_DATA RECORDS:_
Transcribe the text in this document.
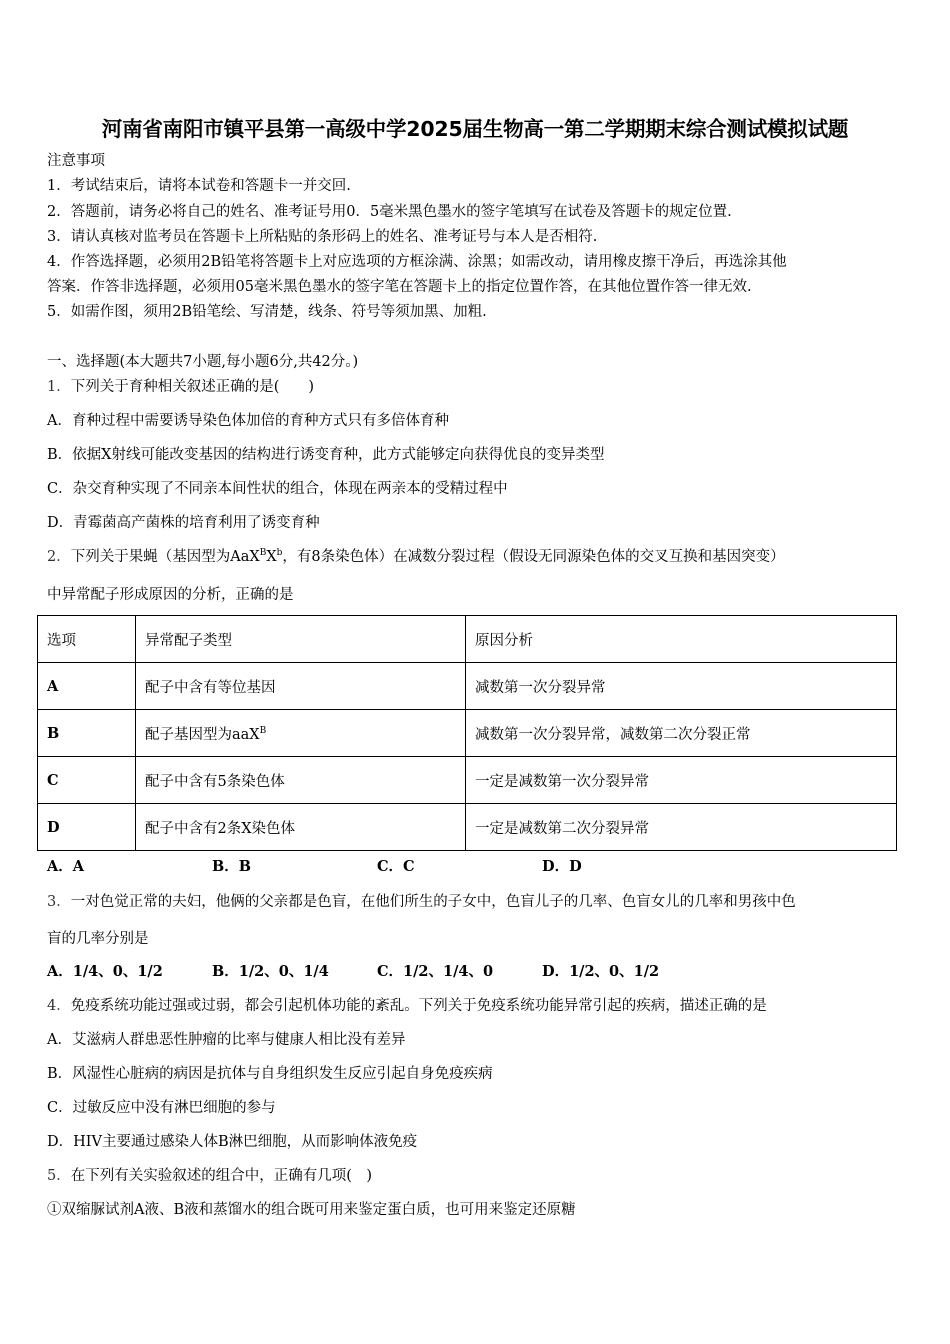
河南省南阳市镇平县第一高级中学2025届生物高一第二学期期末综合测试模拟试题
注意事项
1．考试结束后，请将本试卷和答题卡一并交回.
2．答题前，请务必将自己的姓名、准考证号用0．5毫米黑色墨水的签字笔填写在试卷及答题卡的规定位置.
3．请认真核对监考员在答题卡上所粘贴的条形码上的姓名、准考证号与本人是否相符.
4．作答选择题，必须用2B铅笔将答题卡上对应选项的方框涂满、涂黑；如需改动，请用橡皮擦干净后，再选涂其他
答案．作答非选择题，必须用05毫米黑色墨水的签字笔在答题卡上的指定位置作答，在其他位置作答一律无效.
5．如需作图，须用2B铅笔绘、写清楚，线条、符号等须加黑、加粗.
一、选择题(本大题共7小题,每小题6分,共42分。)
1．下列关于育种相关叙述正确的是(　　)
A．育种过程中需要诱导染色体加倍的育种方式只有多倍体育种
B．依据X射线可能改变基因的结构进行诱变育种，此方式能够定向获得优良的变异类型
C．杂交育种实现了不同亲本间性状的组合，体现在两亲本的受精过程中
D．青霉菌高产菌株的培育利用了诱变育种
2．下列关于果蝇（基因型为$AaX^BX^b$，有8条染色体）在减数分裂过程（假设无同源染色体的交叉互换和基因突变）
中异常配子形成原因的分析，正确的是
选项	异常配子类型	原因分析
A	配子中含有等位基因	减数第一次分裂异常
B	配子基因型为aaX$^B$	减数第一次分裂异常，减数第二次分裂正常
C	配子中含有5条染色体	一定是减数第一次分裂异常
D	配子中含有2条X染色体	一定是减数第二次分裂异常
A．A	B．B	C．C	D．D
3．一对色觉正常的夫妇，他俩的父亲都是色盲，在他们所生的子女中，色盲儿子的几率、色盲女儿的几率和男孩中色
盲的几率分别是
A．1/4、0、1/2	B．1/2、0、1/4	C．1/2、1/4、0	D．1/2、0、1/2
4．免疫系统功能过强或过弱，都会引起机体功能的紊乱。下列关于免疫系统功能异常引起的疾病，描述正确的是
A．艾滋病人群患恶性肿瘤的比率与健康人相比没有差异
B．风湿性心脏病的病因是抗体与自身组织发生反应引起自身免疫疾病
C．过敏反应中没有淋巴细胞的参与
D．HIV主要通过感染人体B淋巴细胞，从而影响体液免疫
5．在下列有关实验叙述的组合中，正确有几项(　)
①双缩脲试剂A液、B液和蒸馏水的组合既可用来鉴定蛋白质，也可用来鉴定还原糖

_SHORT TASK:_ Print out the lines exactly, skipping any picture.

_ANSWER TO THE TASK:_
Transcribe the text in this document.
河南省南阳市镇平县第一高级中学2025届生物高一第二学期期末综合测试模拟试题
注意事项
1．考试结束后，请将本试卷和答题卡一并交回.
2．答题前，请务必将自己的姓名、准考证号用0．5毫米黑色墨水的签字笔填写在试卷及答题卡的规定位置.
3．请认真核对监考员在答题卡上所粘贴的条形码上的姓名、准考证号与本人是否相符.
4．作答选择题，必须用2B铅笔将答题卡上对应选项的方框涂满、涂黑；如需改动，请用橡皮擦干净后，再选涂其他
答案．作答非选择题，必须用05毫米黑色墨水的签字笔在答题卡上的指定位置作答，在其他位置作答一律无效.
5．如需作图，须用2B铅笔绘、写清楚，线条、符号等须加黑、加粗.
一、选择题(本大题共7小题,每小题6分,共42分。)
1．下列关于育种相关叙述正确的是(　　)
A．育种过程中需要诱导染色体加倍的育种方式只有多倍体育种
B．依据X射线可能改变基因的结构进行诱变育种，此方式能够定向获得优良的变异类型
C．杂交育种实现了不同亲本间性状的组合，体现在两亲本的受精过程中
D．青霉菌高产菌株的培育利用了诱变育种
2．下列关于果蝇（基因型为$AaX^BX^b$，有8条染色体）在减数分裂过程（假设无同源染色体的交叉互换和基因突变）
中异常配子形成原因的分析，正确的是
选项	异常配子类型	原因分析
A	配子中含有等位基因	减数第一次分裂异常
B	配子基因型为aaX$^B$	减数第一次分裂异常，减数第二次分裂正常
C	配子中含有5条染色体	一定是减数第一次分裂异常
D	配子中含有2条X染色体	一定是减数第二次分裂异常
A．A	B．B	C．C	D．D
3．一对色觉正常的夫妇，他俩的父亲都是色盲，在他们所生的子女中，色盲儿子的几率、色盲女儿的几率和男孩中色
盲的几率分别是
A．1/4、0、1/2	B．1/2、0、1/4	C．1/2、1/4、0	D．1/2、0、1/2
4．免疫系统功能过强或过弱，都会引起机体功能的紊乱。下列关于免疫系统功能异常引起的疾病，描述正确的是
A．艾滋病人群患恶性肿瘤的比率与健康人相比没有差异
B．风湿性心脏病的病因是抗体与自身组织发生反应引起自身免疫疾病
C．过敏反应中没有淋巴细胞的参与
D．HIV主要通过感染人体B淋巴细胞，从而影响体液免疫
5．在下列有关实验叙述的组合中，正确有几项(　)
①双缩脲试剂A液、B液和蒸馏水的组合既可用来鉴定蛋白质，也可用来鉴定还原糖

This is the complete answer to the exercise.